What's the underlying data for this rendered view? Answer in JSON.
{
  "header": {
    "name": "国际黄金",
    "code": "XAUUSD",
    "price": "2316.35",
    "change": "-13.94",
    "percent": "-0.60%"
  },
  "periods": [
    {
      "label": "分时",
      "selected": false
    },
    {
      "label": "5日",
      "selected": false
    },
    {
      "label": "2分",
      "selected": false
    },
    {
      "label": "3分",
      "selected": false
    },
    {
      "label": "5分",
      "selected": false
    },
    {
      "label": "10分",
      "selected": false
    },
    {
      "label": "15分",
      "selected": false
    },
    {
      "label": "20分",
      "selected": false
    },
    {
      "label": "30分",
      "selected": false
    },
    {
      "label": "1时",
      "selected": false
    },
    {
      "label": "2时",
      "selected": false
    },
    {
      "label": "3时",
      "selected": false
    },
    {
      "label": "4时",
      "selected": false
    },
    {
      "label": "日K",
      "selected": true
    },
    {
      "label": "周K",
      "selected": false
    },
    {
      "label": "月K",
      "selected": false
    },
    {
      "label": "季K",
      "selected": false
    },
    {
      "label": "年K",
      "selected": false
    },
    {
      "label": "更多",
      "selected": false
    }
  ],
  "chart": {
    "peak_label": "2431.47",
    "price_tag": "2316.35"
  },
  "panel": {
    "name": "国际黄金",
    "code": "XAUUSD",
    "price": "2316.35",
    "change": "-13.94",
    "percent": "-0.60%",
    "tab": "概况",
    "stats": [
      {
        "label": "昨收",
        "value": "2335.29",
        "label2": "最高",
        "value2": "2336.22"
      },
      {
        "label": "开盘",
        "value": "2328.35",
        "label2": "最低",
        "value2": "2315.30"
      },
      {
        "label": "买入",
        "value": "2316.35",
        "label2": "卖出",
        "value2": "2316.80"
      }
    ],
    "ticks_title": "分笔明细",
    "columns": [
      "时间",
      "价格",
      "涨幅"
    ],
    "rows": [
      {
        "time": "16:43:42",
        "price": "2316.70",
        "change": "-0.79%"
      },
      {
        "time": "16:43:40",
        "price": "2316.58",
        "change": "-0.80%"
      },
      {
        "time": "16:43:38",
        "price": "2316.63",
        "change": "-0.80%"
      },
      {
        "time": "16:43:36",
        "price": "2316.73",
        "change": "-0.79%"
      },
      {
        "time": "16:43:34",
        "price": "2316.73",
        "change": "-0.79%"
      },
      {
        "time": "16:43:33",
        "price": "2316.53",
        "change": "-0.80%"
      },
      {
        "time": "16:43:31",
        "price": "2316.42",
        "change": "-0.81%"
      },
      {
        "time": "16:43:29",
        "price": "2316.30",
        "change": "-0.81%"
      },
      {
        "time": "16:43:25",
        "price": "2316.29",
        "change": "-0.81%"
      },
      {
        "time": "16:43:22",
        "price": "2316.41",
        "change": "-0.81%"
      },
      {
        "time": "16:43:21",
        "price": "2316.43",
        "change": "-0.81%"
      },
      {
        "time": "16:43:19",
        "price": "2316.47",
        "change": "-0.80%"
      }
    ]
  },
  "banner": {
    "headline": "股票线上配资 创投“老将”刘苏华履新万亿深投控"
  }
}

- - -

=== What needs to be done ===
Nothing may be left out: return each entry exactly as it reads.

=== Written answer ===
What's the underlying data for this rendered view? Answer in JSON.
{
  "header": {
    "name": "国际黄金",
    "code": "XAUUSD",
    "price": "2316.35",
    "change": "-13.94",
    "percent": "-0.60%"
  },
  "periods": [
    {
      "label": "分时",
      "selected": false
    },
    {
      "label": "5日",
      "selected": false
    },
    {
      "label": "2分",
      "selected": false
    },
    {
      "label": "3分",
      "selected": false
    },
    {
      "label": "5分",
      "selected": false
    },
    {
      "label": "10分",
      "selected": false
    },
    {
      "label": "15分",
      "selected": false
    },
    {
      "label": "20分",
      "selected": false
    },
    {
      "label": "30分",
      "selected": false
    },
    {
      "label": "1时",
      "selected": false
    },
    {
      "label": "2时",
      "selected": false
    },
    {
      "label": "3时",
      "selected": false
    },
    {
      "label": "4时",
      "selected": false
    },
    {
      "label": "日K",
      "selected": true
    },
    {
      "label": "周K",
      "selected": false
    },
    {
      "label": "月K",
      "selected": false
    },
    {
      "label": "季K",
      "selected": false
    },
    {
      "label": "年K",
      "selected": false
    },
    {
      "label": "更多",
      "selected": false
    }
  ],
  "chart": {
    "peak_label": "2431.47",
    "price_tag": "2316.35"
  },
  "panel": {
    "name": "国际黄金",
    "code": "XAUUSD",
    "price": "2316.35",
    "change": "-13.94",
    "percent": "-0.60%",
    "tab": "概况",
    "stats": [
      {
        "label": "昨收",
        "value": "2335.29",
        "label2": "最高",
        "value2": "2336.22"
      },
      {
        "label": "开盘",
        "value": "2328.35",
        "label2": "最低",
        "value2": "2315.30"
      },
      {
        "label": "买入",
        "value": "2316.35",
        "label2": "卖出",
        "value2": "2316.80"
      }
    ],
    "ticks_title": "分笔明细",
    "columns": [
      "时间",
      "价格",
      "涨幅"
    ],
    "rows": [
      {
        "time": "16:43:42",
        "price": "2316.70",
        "change": "-0.79%"
      },
      {
        "time": "16:43:40",
        "price": "2316.58",
        "change": "-0.80%"
      },
      {
        "time": "16:43:38",
        "price": "2316.63",
        "change": "-0.80%"
      },
      {
        "time": "16:43:36",
        "price": "2316.73",
        "change": "-0.79%"
      },
      {
        "time": "16:43:34",
        "price": "2316.73",
        "change": "-0.79%"
      },
      {
        "time": "16:43:33",
        "price": "2316.53",
        "change": "-0.80%"
      },
      {
        "time": "16:43:31",
        "price": "2316.42",
        "change": "-0.81%"
      },
      {
        "time": "16:43:29",
        "price": "2316.30",
        "change": "-0.81%"
      },
      {
        "time": "16:43:25",
        "price": "2316.29",
        "change": "-0.81%"
      },
      {
        "time": "16:43:22",
        "price": "2316.41",
        "change": "-0.81%"
      },
      {
        "time": "16:43:21",
        "price": "2316.43",
        "change": "-0.81%"
      },
      {
        "time": "16:43:19",
        "price": "2316.47",
        "change": "-0.80%"
      }
    ]
  },
  "banner": {
    "headline": "股票线上配资 创投“老将”刘苏华履新万亿深投控"
  }
}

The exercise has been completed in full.